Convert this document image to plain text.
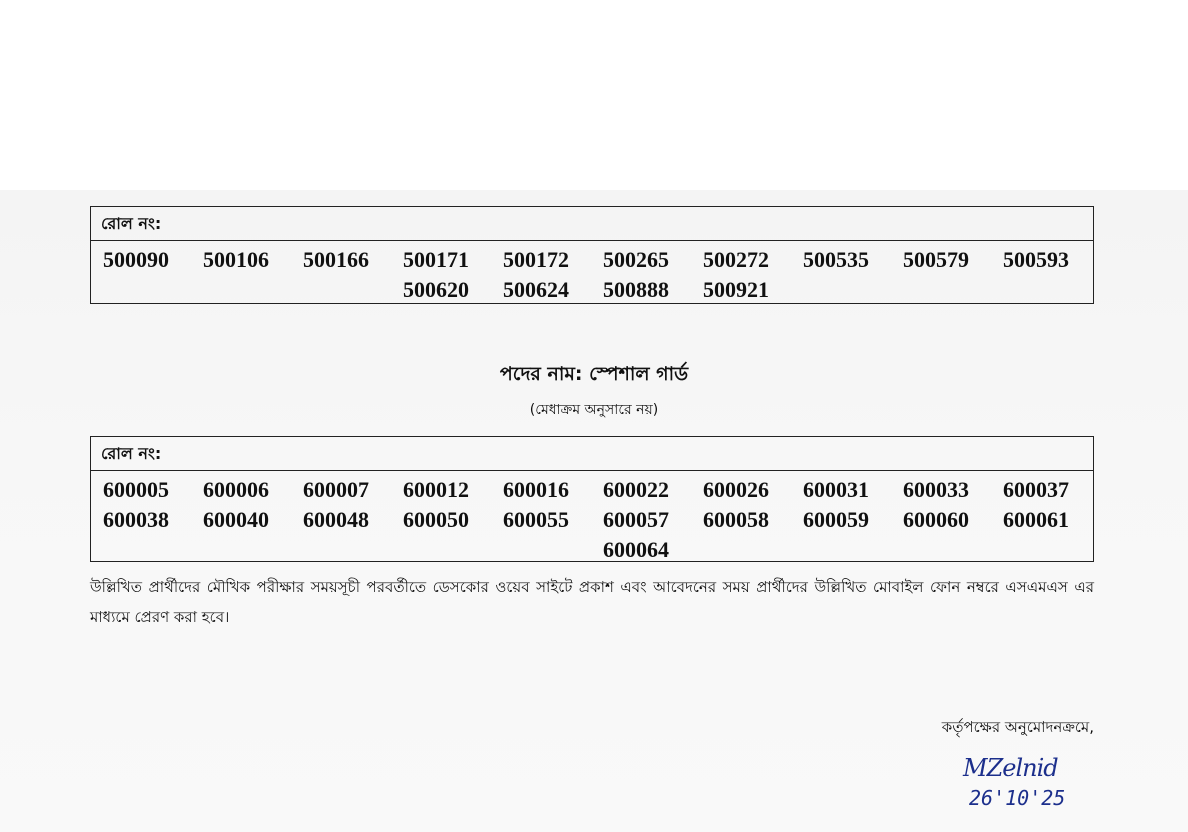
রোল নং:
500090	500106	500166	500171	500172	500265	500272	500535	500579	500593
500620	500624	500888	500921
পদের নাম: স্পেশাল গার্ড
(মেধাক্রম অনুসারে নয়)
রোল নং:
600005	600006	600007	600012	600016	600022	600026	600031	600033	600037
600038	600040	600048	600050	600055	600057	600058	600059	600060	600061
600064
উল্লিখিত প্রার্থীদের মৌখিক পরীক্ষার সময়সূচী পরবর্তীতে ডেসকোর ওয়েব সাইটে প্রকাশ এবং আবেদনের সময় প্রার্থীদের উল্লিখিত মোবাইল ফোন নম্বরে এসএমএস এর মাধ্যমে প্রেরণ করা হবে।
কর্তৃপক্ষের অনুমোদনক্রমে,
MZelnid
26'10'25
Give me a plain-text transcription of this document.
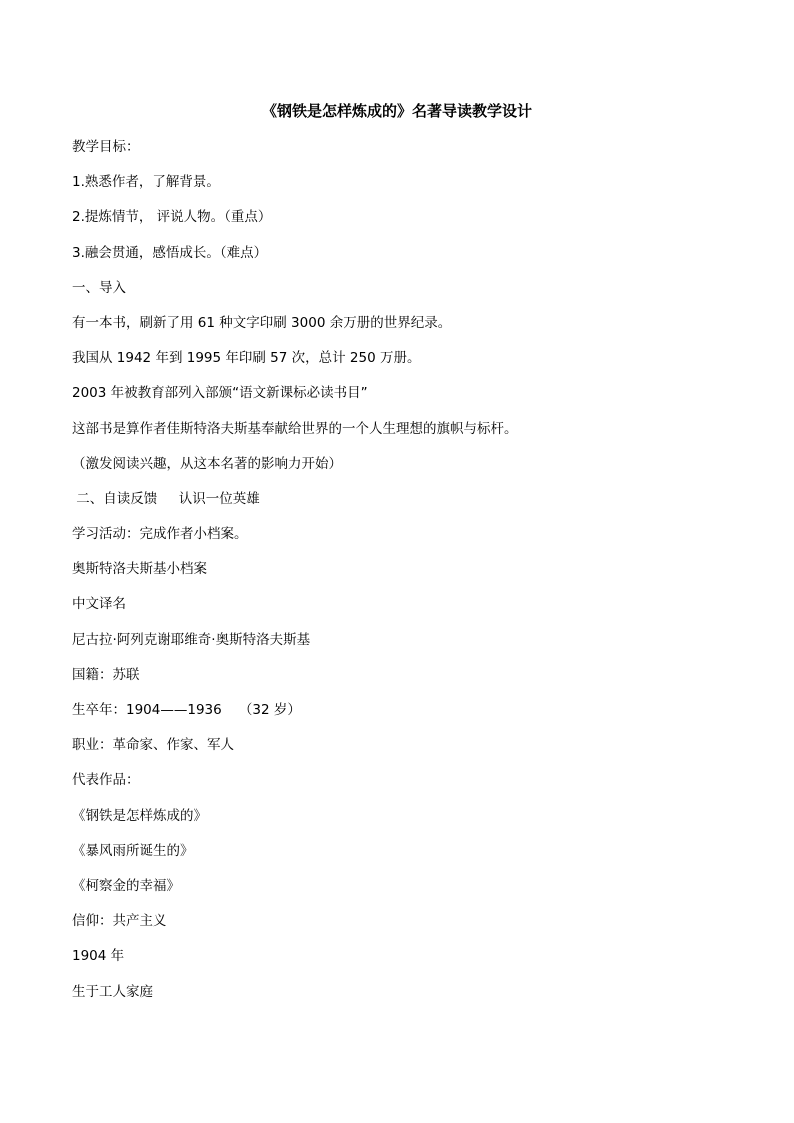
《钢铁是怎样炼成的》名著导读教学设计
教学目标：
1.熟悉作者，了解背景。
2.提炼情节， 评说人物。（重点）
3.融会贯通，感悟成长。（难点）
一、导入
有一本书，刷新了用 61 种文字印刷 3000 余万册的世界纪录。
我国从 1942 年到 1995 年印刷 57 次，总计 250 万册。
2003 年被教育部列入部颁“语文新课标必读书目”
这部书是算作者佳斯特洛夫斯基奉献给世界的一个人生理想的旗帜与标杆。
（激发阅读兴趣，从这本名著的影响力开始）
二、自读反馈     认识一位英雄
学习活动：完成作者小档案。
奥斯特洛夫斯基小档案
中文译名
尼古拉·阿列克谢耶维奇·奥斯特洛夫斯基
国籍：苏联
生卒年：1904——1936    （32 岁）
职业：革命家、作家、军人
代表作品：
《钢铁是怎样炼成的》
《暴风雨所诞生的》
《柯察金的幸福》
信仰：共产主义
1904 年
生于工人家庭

━━━

Instructions for the task: Reproduce every entry word for word, but skip any pictures.

Right answer:
Convert this document image to plain text.
রোল নং:
500090	500106	500166	500171	500172	500265	500272	500535	500579	500593
500620	500624	500888	500921
পদের নাম: স্পেশাল গার্ড
(মেধাক্রম অনুসারে নয়)
রোল নং:
600005	600006	600007	600012	600016	600022	600026	600031	600033	600037
600038	600040	600048	600050	600055	600057	600058	600059	600060	600061
600064
উল্লিখিত প্রার্থীদের মৌখিক পরীক্ষার সময়সূচী পরবর্তীতে ডেসকোর ওয়েব সাইটে প্রকাশ এবং আবেদনের সময় প্রার্থীদের উল্লিখিত মোবাইল ফোন নম্বরে এসএমএস এর মাধ্যমে প্রেরণ করা হবে।
কর্তৃপক্ষের অনুমোদনক্রমে,
MZelnid
26'10'25
Give me a plain-text transcription of this document.
《钢铁是怎样炼成的》名著导读教学设计
教学目标：
1.熟悉作者，了解背景。
2.提炼情节， 评说人物。（重点）
3.融会贯通，感悟成长。（难点）
一、导入
有一本书，刷新了用 61 种文字印刷 3000 余万册的世界纪录。
我国从 1942 年到 1995 年印刷 57 次，总计 250 万册。
2003 年被教育部列入部颁“语文新课标必读书目”
这部书是算作者佳斯特洛夫斯基奉献给世界的一个人生理想的旗帜与标杆。
（激发阅读兴趣，从这本名著的影响力开始）
二、自读反馈     认识一位英雄
学习活动：完成作者小档案。
奥斯特洛夫斯基小档案
中文译名
尼古拉·阿列克谢耶维奇·奥斯特洛夫斯基
国籍：苏联
生卒年：1904——1936    （32 岁）
职业：革命家、作家、军人
代表作品：
《钢铁是怎样炼成的》
《暴风雨所诞生的》
《柯察金的幸福》
信仰：共产主义
1904 年
生于工人家庭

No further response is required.